抜粋本文 -
....

中心線CLaよりも左側に配置された噴射孔56−1〜56−3から噴射される各燃料噴霧の噴射方向Ds1〜Ds3は、中心軸線1aに直交する平面(例えば図2B上)に投影した場合、それぞれが概ね左方向を指向する。一方、中心線CLaよりも右側に配置された噴射孔56−4〜56−6から噴射される各燃料噴霧の噴射方向Ds4〜Ds6は、中心軸線1aに直交する平面(例えば図2B上)に投影した場合、それぞれが概ね右方向を指向する。噴射孔56−1〜56−3から噴射される各燃料噴霧と噴射孔56−4〜56−6から噴射される各燃料噴霧とは、中心線CLaを境として反対方向に噴射される。噴射孔56−1〜56−3から噴射される各燃料噴霧がまとまって一方向に噴射される燃料噴霧を形成し、噴射孔56−4〜56−6から噴射される各燃料噴霧がまとまって他方向に噴射される燃料噴霧を形成し、二方向に噴射される燃料噴霧(二方向噴霧)を形成する。
図3において、中心線CLa,CLb,CLc及びCLdは、中心Obを通る。このとき、中心線CLb,CLc及びCLdの間に形成される角度は均等(60°)に設けているが、各中心線の間の角度を異ならせてもよい。例えば中心線CLcとCLdとの間の角度を、中心線CLbとCLcとの間の角度及び中心線CLbとCLdとの間の角度よりも大きくしてもよい。

....

課題一覧 -
(1) 抜粋本文のうち「中心線CLaよりも左側に」で始まる段落を、主な事実を保ったまま箇条書きで簡潔に書き直せ。
(2) 燃料噴射孔の配置を述べた抜粋本文を、最後の文の後から先へ書き進めよ。

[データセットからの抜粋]
....

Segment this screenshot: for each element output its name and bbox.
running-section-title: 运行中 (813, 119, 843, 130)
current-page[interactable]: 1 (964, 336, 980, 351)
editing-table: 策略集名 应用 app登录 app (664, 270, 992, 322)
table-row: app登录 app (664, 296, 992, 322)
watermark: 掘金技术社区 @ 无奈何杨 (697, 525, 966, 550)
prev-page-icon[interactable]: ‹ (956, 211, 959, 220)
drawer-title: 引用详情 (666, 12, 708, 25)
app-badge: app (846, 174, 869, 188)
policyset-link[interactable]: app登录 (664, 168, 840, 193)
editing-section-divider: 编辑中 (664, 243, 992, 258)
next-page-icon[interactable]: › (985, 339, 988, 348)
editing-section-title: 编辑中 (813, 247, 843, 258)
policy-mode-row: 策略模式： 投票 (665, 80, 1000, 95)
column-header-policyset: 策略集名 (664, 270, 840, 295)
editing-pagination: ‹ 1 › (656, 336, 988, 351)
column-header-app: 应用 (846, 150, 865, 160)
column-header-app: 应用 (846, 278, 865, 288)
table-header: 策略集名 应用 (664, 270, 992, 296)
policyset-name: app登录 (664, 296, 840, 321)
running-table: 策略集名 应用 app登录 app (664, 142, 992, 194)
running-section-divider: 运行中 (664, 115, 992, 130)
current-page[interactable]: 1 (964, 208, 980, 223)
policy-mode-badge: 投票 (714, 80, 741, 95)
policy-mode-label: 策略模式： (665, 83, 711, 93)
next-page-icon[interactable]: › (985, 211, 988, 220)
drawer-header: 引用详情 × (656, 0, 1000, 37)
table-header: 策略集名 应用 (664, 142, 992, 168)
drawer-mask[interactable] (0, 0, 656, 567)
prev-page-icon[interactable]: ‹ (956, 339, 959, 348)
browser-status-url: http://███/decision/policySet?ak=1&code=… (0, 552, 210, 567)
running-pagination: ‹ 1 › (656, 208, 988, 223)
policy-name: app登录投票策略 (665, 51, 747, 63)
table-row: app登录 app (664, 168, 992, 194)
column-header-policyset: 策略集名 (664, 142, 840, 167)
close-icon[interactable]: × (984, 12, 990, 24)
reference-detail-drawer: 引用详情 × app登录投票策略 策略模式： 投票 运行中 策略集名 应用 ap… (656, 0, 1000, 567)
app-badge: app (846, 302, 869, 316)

....

課題の解答 -
(1)
- 中心線CLaより左側の噴射孔56−1〜56−3から噴射される燃料噴霧の噴射方向Ds1〜Ds3は、中心軸線1aに直交する平面に投影すると、概ね左方向を向く。
- 中心線CLaより右側の噴射孔56−4〜56−6から噴射される燃料噴霧の噴射方向Ds4〜Ds6は、同じ平面に投影すると、概ね右方向を向く。
- 二つの群の燃料噴霧は、中心線CLaを境として反対方向に噴射される。
- 各群の燃料噴霧はそれぞれまとまって一方向の噴霧となり、全体として二方向噴霧を形成する。

(2)
図2B及び図3では、二方向に噴射される燃料噴霧を形成する場合の構成を説明したが、一方向に噴射される燃料噴霧を形成する場合は、噴射孔56−1,56−3,56−4,56−6を次のように形成してもよい。噴射孔56−1及び56−4はその中心軸線CL56−1及びCL56−4が中心線CLcに平行になるように形成する。噴射孔56−3及び56−6は、その中心軸線CL56−3及びCL56−6が中心線CLdに平行になるように形成する。これにより、噴射孔56−1,56−3,56−4,56−6から噴射される燃料の噴射方向は、中心Oa(図2A)から放射状に描かれる。
本実施例では、噴射部21を中間プレート21aと噴射孔プレート21bとで構成したが、中間プレート21aの機能を弁座部材15で兼ねることもできる。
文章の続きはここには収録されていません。